BEGIN Supplied material

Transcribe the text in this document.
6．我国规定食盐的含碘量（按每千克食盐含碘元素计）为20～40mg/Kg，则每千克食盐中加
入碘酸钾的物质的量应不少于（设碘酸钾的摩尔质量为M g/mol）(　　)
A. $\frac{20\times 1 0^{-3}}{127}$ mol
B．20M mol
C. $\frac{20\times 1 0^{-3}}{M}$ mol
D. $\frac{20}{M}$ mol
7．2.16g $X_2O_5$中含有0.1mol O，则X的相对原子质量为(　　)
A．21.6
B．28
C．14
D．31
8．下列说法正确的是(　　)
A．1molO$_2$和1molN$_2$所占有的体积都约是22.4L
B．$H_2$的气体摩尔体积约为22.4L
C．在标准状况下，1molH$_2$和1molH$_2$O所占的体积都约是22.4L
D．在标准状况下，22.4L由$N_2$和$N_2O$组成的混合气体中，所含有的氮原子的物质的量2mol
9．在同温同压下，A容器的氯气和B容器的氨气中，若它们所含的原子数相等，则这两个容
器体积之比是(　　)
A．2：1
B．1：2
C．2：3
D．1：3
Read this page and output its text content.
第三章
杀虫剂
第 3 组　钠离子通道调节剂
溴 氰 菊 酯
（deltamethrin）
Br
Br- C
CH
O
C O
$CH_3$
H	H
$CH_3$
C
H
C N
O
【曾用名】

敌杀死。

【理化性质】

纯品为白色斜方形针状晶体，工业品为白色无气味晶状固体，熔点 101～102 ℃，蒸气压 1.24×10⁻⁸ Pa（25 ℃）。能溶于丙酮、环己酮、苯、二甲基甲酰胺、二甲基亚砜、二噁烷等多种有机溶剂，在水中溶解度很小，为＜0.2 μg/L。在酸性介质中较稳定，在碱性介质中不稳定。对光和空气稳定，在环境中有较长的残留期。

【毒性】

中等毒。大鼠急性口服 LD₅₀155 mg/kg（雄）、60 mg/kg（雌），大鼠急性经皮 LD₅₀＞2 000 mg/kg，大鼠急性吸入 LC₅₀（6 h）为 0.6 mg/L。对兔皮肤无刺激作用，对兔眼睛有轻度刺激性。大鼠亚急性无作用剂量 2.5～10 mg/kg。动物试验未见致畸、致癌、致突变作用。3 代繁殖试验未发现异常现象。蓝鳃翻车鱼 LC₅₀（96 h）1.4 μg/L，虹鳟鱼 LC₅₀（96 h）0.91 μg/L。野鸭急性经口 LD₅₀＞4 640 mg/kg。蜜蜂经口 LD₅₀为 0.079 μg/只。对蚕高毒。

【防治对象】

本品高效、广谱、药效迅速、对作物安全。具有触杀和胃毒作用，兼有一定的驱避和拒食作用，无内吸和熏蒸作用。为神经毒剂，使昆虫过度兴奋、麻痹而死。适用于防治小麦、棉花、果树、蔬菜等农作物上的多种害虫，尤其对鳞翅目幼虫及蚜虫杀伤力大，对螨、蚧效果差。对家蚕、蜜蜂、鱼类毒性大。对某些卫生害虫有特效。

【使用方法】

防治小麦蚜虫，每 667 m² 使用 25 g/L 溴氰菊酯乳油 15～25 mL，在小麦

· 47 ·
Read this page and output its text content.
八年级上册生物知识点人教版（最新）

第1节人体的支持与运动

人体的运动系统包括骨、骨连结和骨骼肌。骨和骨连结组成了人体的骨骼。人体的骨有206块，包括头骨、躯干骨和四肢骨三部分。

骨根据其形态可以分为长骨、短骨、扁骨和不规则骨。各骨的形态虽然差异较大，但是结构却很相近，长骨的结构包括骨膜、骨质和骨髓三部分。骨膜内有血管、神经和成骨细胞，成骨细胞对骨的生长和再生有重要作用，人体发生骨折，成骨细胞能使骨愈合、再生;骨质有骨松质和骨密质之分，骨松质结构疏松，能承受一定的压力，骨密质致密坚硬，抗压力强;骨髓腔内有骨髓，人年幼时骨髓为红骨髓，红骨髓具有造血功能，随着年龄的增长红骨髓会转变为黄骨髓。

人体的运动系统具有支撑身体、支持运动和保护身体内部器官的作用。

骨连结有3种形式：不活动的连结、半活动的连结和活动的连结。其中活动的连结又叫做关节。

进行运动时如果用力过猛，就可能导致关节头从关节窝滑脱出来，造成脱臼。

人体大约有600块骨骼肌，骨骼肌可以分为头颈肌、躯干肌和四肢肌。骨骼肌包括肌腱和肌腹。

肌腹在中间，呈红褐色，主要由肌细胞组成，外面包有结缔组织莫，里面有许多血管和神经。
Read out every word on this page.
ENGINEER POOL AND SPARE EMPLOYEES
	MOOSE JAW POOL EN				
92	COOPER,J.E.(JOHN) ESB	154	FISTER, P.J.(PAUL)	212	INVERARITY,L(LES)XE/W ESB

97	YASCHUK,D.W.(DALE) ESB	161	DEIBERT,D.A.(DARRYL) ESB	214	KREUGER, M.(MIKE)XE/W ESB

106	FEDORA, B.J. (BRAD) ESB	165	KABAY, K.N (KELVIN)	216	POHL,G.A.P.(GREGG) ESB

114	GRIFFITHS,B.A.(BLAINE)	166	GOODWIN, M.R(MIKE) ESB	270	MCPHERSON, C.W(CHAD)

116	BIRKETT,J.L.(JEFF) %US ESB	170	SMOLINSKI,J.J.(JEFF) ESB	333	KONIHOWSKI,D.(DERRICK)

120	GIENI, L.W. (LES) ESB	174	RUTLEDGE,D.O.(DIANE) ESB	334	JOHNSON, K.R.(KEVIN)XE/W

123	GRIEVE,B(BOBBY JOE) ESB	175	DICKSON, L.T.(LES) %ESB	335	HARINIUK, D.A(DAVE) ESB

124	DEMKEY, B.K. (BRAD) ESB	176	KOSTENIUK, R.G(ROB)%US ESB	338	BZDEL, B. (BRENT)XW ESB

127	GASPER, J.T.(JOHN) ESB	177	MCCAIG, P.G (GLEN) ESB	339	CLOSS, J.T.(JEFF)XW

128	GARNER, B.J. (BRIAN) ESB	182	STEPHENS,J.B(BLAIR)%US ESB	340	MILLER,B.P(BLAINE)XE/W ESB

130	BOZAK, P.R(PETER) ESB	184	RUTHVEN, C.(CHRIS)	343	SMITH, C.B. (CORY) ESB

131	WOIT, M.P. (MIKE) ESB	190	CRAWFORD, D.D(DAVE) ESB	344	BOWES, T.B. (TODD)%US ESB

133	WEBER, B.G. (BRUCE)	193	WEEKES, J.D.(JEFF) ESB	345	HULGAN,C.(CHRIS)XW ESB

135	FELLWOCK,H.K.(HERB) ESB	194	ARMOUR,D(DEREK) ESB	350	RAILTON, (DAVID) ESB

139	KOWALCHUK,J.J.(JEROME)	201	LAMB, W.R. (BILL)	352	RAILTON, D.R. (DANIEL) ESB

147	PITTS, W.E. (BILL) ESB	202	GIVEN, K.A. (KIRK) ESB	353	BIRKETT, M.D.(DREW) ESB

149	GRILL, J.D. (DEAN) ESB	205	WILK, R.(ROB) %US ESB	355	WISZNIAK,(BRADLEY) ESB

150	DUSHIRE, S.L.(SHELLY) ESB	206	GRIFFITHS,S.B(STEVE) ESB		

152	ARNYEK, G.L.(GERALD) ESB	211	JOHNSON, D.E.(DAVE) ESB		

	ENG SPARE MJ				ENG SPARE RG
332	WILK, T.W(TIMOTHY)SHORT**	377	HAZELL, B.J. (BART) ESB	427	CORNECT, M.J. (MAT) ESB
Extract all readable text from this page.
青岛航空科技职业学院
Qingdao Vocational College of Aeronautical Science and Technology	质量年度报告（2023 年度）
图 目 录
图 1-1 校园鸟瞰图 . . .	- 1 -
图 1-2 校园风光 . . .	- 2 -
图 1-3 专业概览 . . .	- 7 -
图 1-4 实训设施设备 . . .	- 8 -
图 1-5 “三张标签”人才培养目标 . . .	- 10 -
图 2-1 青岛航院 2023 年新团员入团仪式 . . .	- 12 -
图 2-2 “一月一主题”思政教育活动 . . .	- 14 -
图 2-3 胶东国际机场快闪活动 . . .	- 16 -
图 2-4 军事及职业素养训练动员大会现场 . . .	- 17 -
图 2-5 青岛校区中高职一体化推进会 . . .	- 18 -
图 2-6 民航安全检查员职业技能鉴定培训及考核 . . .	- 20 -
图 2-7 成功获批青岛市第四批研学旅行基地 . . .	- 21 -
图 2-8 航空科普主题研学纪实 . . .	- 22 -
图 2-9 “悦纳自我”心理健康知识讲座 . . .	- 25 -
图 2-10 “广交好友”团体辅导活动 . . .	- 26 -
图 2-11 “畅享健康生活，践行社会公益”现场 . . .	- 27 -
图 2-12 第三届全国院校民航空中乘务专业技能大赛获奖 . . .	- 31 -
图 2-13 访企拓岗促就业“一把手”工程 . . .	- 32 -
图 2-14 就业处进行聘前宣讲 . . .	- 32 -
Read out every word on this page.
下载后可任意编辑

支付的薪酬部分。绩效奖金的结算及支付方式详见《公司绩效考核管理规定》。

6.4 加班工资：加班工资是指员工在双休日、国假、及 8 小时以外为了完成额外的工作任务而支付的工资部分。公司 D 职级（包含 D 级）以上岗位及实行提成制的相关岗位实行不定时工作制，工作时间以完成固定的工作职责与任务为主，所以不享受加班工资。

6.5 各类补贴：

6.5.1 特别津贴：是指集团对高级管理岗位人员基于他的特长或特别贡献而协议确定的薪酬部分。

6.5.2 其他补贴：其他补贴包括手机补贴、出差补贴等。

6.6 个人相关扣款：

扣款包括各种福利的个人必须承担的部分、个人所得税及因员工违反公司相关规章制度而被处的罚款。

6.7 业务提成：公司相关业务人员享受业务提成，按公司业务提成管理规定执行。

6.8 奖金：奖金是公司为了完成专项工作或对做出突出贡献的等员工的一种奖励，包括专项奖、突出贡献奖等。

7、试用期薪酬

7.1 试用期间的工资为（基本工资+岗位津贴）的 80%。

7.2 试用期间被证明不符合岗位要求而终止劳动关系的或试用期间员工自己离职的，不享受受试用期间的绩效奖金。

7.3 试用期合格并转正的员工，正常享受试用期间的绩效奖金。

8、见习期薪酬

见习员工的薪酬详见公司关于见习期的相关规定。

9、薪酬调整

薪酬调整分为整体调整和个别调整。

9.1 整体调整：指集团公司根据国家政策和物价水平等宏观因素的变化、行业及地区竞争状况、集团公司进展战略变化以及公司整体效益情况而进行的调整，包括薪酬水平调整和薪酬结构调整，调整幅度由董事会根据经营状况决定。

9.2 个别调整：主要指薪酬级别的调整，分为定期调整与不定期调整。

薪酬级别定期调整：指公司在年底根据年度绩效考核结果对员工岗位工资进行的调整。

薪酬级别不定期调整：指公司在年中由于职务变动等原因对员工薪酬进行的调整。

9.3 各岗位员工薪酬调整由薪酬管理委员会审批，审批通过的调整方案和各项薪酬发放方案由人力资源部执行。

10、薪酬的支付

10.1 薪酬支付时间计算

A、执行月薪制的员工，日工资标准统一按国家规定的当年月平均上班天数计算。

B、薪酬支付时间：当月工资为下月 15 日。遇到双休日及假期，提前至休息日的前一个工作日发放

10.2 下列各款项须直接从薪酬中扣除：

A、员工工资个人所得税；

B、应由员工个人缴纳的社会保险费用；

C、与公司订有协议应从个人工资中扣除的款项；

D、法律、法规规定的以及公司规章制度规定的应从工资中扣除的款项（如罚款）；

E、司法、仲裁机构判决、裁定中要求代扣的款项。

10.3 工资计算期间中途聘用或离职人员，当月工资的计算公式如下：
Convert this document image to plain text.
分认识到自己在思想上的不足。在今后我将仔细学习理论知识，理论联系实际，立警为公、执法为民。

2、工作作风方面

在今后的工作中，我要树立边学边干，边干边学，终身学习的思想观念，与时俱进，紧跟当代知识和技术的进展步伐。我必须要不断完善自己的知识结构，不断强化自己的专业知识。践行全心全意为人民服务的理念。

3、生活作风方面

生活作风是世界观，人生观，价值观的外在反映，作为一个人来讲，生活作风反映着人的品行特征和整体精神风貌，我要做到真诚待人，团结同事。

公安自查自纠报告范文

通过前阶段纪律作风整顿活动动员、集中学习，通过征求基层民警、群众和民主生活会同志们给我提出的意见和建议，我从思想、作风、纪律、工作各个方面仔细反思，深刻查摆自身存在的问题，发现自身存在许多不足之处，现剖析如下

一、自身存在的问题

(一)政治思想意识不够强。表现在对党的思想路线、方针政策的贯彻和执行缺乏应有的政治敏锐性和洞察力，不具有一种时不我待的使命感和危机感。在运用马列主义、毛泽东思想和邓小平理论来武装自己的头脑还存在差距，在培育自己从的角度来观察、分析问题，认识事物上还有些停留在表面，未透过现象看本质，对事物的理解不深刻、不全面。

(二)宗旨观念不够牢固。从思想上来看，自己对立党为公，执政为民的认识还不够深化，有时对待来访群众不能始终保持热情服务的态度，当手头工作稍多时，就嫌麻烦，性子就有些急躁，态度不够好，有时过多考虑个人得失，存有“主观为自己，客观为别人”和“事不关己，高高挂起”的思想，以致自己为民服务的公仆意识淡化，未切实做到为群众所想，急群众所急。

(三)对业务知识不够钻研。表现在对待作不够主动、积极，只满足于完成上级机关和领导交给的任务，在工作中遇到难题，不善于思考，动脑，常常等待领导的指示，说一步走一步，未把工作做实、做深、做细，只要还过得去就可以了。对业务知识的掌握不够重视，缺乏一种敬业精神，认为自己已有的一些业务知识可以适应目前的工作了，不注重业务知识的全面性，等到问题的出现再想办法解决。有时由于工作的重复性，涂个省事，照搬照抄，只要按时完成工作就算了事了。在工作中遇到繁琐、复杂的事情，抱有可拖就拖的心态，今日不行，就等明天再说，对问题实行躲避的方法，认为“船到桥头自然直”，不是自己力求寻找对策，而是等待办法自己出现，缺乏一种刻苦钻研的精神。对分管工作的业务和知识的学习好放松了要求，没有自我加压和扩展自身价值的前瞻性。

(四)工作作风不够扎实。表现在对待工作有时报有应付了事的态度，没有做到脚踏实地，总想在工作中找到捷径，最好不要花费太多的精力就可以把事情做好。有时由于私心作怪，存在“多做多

END Supplied material

What the task requires.
From the listing above, return each line with the word "BIRKETT".

Solution to this task.
116	BIRKETT,J.L.(JEFF) %US ESB	170	SMOLINSKI,J.J.(JEFF) ESB	333	KONIHOWSKI,D.(DERRICK)
147	PITTS, W.E. (BILL) ESB	202	GIVEN, K.A. (KIRK) ESB	353	BIRKETT, M.D.(DREW) ESB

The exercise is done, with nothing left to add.